-------- SELECTED EXCERPT

The arrangement established in the Disclosure is essentially an installment payment plan, and when the payments are assigned to a third-party for collection, Youngblood then has access to a line of credit. It is patently clear, however, that Debtor could not afford to make payments. Debtor's schedule J plainly shows that Debtor's expenses exceeded her income by $90.59 each month. Doc. No. 17 at 34–37 (schedules I and J). As such, this payment arrangement put Debtor at financial risk. Thus, it appears Youngblood signed Debtor up for a plan that was financially harmful to Debtor but beneficial to Youngblood. This creates a conflict of interest and violates Idaho Rule of Professional Conduct 1.7(a).

3. Reasonableness of Bifurcated Fees

The UST also asserts the fees in this case were unreasonable based on the conflicts created under the fee agreement between Debtor and Youngblood and based on the fee structure as compared to other cases. The UST argues that because the Disclosure provides that Youngblood is charging nothing, or in the verbiage of the Disclosure, he "waives" the fees for pre-petition services, then his post-petition services are therefore worth $1,910. The UST contrasts this figure with those cases where Youngblood's fee is not bifurcated—where the debtor pays in cash up front. The UST's theory is that if Youngblood's post-petition services are worth $1,910, then a cash deal should be for more money, as the debtor is also paying Youngblood for his pre-petition work. To prove this point, the UST considered all of Youngblood's open chapter 7 cases where the payment was made in cash and averaged the total fee charged. The UST then did the same with the bifurcated cases, but first subtracted the 25% fee the company providing the line of credit charges Youngblood for this service, and then averaged the remaining fee amounts. The UST found that the cash payment fee was only $18.71 more than that charged in the bifurcated cases. From this the UST concluded that either Youngblood's pre-petition work was only worth $18.71 on average, which is implausible, or that the bifurcated fees were unreasonable.

----------------

(YOUR OBJECTIVE) Quote the excerpt above on the bankruptcy attorney's fee arrangement in full, word for word.

-------- RECORDS PROVIDED

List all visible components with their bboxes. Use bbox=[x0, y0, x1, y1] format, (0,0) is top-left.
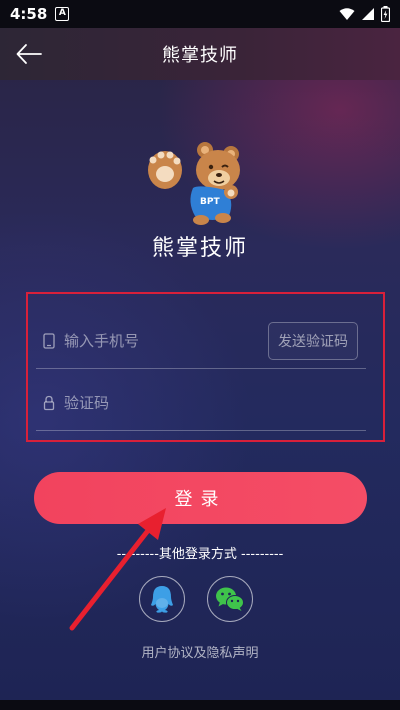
phone-field-row: 发送验证码 bbox=[36, 313, 366, 369]
wechat-icon bbox=[216, 587, 244, 611]
other-login-label: ---------其他登录方式 --------- bbox=[116, 547, 284, 562]
phone-icon bbox=[43, 332, 55, 349]
svg-text:BPT: BPT bbox=[200, 197, 220, 207]
status-icons bbox=[339, 6, 390, 22]
navigation-bar bbox=[0, 700, 400, 710]
code-field-row bbox=[36, 375, 366, 431]
wifi-icon bbox=[339, 8, 355, 20]
wechat-login-button[interactable] bbox=[207, 576, 253, 622]
status-time: 4:58 bbox=[10, 5, 48, 23]
brand-name: 熊掌技师 bbox=[151, 236, 248, 261]
back-arrow-icon[interactable] bbox=[14, 40, 44, 68]
page-title: 熊掌技师 bbox=[162, 45, 238, 66]
send-code-button[interactable]: 发送验证码 bbox=[268, 321, 358, 360]
login-button[interactable]: 登录 bbox=[34, 472, 367, 524]
notification-icon: A bbox=[55, 7, 70, 21]
signal-icon bbox=[362, 8, 374, 20]
status-bar: 4:58 A bbox=[0, 0, 400, 28]
phone-input[interactable] bbox=[64, 325, 268, 356]
battery-icon bbox=[381, 6, 390, 22]
lock-icon bbox=[43, 395, 55, 410]
bear-logo: BPT bbox=[148, 142, 240, 225]
code-input[interactable] bbox=[64, 387, 366, 418]
qq-login-button[interactable] bbox=[139, 576, 185, 622]
app-bar: 熊掌技师 bbox=[0, 28, 400, 80]
agreement-link[interactable]: 用户协议及隐私声明 bbox=[0, 642, 400, 661]
qq-icon bbox=[151, 586, 173, 613]
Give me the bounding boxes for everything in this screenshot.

----------------

(TASK SOLUTION)
The arrangement established in the Disclosure is essentially an installment payment plan, and when the payments are assigned to a third-party for collection, Youngblood then has access to a line of credit. It is patently clear, however, that Debtor could not afford to make payments. Debtor's schedule J plainly shows that Debtor's expenses exceeded her income by $90.59 each month. Doc. No. 17 at 34–37 (schedules I and J). As such, this payment arrangement put Debtor at financial risk. Thus, it appears Youngblood signed Debtor up for a plan that was financially harmful to Debtor but beneficial to Youngblood. This creates a conflict of interest and violates Idaho Rule of Professional Conduct 1.7(a).

3. Reasonableness of Bifurcated Fees

The UST also asserts the fees in this case were unreasonable based on the conflicts created under the fee agreement between Debtor and Youngblood and based on the fee structure as compared to other cases. The UST argues that because the Disclosure provides that Youngblood is charging nothing, or in the verbiage of the Disclosure, he "waives" the fees for pre-petition services, then his post-petition services are therefore worth $1,910. The UST contrasts this figure with those cases where Youngblood's fee is not bifurcated—where the debtor pays in cash up front. The UST's theory is that if Youngblood's post-petition services are worth $1,910, then a cash deal should be for more money, as the debtor is also paying Youngblood for his pre-petition work. To prove this point, the UST considered all of Youngblood's open chapter 7 cases where the payment was made in cash and averaged the total fee charged. The UST then did the same with the bifurcated cases, but first subtracted the 25% fee the company providing the line of credit charges Youngblood for this service, and then averaged the remaining fee amounts. The UST found that the cash payment fee was only $18.71 more than that charged in the bifurcated cases. From this the UST concluded that either Youngblood's pre-petition work was only worth $18.71 on average, which is implausible, or that the bifurcated fees were unreasonable.